TEXTO EM ESTUDO ->
>>>>

O francano Carlos Alberto Rodrigues, o Carlão, já está adaptado à sua nova rotina no comando do Trotamundus, equipe de ponta da Venezuela. Há menos de um mês no País, ele já fez nove jogos e contou com exclusividade ao Comércio da Franca, como está sendo seu dia-a-dia. “Estou na Venezuela há 21 dias e fiz nove jogos, porém, o time já tinha feito outros 11 com o técnico anterior.
Aqui é tudo bem diferente do que estamos acostumados a ver aí”, disse o treinador. Ele contou que o time disputa dois campeonatos por ano, sendo que agora estão disputando o LPB, que tem oito clubes participantes. “São franquias e a liga é organizada pelas equipes mesmo. Tudo muito profissional e sério, com um código de conduta bem rígido”, disse.
No campeonato, cada equipe faz seis jogos, o que resulta numa primeira fase com 42 partidas. Os seis melhores classificam-se para os playoffs. Carlão disse que a liberdade para troca de jogadores e treinadores é maior lá do que no Brasil. “Os clubes podem contratar e dispensar à vontade. A única regra é que técnicos não podem trocar de equipes, só podem ser trocados por outro. Não posso sair de um time e ir para outro na mesma temporada”, disse o treinador.

<<<<

DADOS EXIBIDOS ->
>>>>

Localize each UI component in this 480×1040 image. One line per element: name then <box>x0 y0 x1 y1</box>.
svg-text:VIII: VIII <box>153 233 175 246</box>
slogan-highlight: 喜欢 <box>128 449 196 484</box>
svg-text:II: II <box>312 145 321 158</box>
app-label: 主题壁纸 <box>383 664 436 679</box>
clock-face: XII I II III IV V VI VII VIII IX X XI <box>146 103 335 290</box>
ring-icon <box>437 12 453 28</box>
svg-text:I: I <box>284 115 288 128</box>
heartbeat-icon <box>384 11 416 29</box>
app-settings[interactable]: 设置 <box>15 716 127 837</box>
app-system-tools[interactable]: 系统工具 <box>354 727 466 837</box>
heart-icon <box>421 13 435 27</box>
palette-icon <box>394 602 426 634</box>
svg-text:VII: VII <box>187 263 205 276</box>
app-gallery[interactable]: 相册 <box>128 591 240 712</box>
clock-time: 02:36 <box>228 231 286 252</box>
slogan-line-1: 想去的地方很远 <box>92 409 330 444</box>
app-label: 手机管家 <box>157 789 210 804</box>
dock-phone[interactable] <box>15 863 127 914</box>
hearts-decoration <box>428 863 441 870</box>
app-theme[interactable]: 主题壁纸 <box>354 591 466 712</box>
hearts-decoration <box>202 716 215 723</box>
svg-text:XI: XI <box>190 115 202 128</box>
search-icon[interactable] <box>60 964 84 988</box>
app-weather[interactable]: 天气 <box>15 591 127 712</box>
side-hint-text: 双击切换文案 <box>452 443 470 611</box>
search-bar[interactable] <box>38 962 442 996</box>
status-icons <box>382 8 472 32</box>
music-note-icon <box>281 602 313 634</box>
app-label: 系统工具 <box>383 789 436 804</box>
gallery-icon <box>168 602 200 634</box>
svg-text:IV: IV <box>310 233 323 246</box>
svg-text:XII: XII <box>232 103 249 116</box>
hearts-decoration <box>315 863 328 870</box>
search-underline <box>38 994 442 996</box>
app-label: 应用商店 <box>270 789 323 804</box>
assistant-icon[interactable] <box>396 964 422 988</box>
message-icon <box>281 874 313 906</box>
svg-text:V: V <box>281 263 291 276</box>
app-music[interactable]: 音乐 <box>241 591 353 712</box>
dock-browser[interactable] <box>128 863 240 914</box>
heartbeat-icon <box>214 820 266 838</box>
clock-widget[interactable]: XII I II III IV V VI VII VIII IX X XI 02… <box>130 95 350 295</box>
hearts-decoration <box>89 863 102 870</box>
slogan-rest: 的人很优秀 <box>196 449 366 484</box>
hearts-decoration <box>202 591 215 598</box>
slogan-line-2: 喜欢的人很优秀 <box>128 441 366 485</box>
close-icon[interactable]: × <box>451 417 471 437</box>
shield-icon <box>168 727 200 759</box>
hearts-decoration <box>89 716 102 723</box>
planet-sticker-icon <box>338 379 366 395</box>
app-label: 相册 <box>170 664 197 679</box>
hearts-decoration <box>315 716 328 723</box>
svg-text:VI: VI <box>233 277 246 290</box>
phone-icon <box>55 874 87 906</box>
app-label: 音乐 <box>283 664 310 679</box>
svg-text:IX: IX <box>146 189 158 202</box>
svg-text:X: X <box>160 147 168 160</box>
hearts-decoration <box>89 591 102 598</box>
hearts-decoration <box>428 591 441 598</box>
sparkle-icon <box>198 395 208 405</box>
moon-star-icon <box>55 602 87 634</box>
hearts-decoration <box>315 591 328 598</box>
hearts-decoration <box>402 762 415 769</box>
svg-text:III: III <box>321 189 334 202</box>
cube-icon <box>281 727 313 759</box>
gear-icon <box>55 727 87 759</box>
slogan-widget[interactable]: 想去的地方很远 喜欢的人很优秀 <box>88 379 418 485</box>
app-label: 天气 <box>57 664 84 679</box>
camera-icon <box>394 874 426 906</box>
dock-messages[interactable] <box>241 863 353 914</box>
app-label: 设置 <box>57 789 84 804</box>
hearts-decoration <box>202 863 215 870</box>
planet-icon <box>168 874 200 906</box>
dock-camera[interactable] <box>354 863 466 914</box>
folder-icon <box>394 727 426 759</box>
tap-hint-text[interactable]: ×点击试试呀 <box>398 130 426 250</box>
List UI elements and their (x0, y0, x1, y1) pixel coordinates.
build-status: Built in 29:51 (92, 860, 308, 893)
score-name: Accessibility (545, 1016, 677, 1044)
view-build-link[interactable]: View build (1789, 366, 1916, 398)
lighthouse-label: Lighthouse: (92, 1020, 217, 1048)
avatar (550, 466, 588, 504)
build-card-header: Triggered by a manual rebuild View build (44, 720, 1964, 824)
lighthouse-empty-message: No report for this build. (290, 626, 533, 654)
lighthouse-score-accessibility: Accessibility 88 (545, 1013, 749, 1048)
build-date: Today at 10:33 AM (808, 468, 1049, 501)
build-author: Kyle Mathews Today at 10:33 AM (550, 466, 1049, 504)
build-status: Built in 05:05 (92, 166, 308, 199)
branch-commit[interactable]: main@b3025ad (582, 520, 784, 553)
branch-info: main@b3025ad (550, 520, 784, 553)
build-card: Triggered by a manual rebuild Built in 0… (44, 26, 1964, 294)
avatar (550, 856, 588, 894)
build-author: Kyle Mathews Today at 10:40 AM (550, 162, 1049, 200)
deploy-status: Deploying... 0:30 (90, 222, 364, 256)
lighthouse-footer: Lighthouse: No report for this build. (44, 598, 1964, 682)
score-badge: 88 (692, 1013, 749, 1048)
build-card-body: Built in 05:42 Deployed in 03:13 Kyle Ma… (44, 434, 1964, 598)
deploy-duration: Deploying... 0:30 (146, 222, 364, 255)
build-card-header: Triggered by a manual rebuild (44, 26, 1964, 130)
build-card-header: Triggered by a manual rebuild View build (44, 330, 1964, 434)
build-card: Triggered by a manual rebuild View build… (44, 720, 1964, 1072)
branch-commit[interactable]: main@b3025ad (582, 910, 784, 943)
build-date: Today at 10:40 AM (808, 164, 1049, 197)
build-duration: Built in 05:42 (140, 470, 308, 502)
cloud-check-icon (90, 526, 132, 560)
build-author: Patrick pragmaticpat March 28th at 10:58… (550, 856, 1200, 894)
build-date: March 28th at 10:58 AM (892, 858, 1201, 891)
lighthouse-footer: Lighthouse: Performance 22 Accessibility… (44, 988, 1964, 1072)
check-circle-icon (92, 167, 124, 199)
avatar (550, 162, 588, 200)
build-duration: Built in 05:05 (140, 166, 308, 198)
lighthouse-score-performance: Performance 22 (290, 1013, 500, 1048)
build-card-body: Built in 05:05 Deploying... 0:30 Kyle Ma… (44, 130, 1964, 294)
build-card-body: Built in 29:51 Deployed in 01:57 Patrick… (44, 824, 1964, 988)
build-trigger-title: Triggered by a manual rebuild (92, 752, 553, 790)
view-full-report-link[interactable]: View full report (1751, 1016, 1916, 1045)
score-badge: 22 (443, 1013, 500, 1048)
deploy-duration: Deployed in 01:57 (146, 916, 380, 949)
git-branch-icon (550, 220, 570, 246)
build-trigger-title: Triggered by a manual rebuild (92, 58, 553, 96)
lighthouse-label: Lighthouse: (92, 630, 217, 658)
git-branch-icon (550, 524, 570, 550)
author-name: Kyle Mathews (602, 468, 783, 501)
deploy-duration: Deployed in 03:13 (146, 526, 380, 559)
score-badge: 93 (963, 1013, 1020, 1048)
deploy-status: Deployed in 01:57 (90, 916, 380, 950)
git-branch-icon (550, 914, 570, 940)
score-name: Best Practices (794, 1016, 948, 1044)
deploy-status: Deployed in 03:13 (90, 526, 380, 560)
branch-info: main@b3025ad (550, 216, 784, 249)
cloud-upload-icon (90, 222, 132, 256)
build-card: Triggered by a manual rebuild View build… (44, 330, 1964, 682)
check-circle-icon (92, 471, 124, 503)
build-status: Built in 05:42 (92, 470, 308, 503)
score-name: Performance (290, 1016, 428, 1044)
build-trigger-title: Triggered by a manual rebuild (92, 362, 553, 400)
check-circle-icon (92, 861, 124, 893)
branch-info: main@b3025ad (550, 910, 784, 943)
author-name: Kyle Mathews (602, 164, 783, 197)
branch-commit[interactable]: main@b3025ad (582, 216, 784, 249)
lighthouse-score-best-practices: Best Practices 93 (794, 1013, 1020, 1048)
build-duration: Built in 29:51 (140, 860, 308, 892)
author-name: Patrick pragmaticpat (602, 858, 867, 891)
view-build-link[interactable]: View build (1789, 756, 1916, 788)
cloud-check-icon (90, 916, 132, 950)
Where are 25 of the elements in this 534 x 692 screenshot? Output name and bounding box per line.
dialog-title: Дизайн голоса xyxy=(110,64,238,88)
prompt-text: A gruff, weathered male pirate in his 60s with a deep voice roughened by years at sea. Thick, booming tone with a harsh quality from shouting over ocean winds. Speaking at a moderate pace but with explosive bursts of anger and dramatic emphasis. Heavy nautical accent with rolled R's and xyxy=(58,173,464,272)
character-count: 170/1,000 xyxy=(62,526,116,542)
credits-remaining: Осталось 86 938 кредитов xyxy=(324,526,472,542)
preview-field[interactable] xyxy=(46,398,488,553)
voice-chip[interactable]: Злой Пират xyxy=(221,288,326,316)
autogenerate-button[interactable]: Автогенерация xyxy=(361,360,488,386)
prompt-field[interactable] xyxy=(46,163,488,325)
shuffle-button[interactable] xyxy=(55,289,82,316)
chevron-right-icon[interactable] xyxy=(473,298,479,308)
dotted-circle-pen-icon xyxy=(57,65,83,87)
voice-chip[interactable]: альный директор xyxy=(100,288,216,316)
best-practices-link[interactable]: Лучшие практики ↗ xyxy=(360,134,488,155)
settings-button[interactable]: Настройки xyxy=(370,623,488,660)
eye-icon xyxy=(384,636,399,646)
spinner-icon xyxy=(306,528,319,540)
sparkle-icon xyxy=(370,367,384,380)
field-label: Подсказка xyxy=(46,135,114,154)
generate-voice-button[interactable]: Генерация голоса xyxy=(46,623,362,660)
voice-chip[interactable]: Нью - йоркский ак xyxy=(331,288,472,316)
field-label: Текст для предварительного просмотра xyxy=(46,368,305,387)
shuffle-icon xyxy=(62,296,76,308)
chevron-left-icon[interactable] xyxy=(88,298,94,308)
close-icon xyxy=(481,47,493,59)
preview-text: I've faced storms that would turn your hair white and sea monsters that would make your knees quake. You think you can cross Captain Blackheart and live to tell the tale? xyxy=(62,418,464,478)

<<<<

A FAZER ->
a) Responda às perguntas abaixo com base no texto sobre o técnico Carlão na Venezuela.
(i) Há quantos dias Carlão estava na Venezuela quando deu a entrevista?
(ii) Quantos clubes participam do LPB?
(iii) Quantas equipes se classificam para os playoffs?
b) Prossiga com o texto sobre o técnico Carlão na Venezuela a partir da última frase apresentada.

RESPOSTAS DAS TAREFAS ->
a)
(i) Há 21 dias.
(ii) Oito clubes.
(iii) As seis melhores.

b)
Carlão também falou da cobrança, já que o Trotamundus é uma das equipes mais caras da Venezuela. “A cobrança é bem grande. É como dirigir um time de futebol no Brasil, como o Corínthians ou o Flamengo em luta para não descer para a segunda divisão. Até por isso tem sido uma experiência fantástica para mim e um grande desafio, pois peguei a equipe já montada e com o campeonato em andamento”, disse o francano.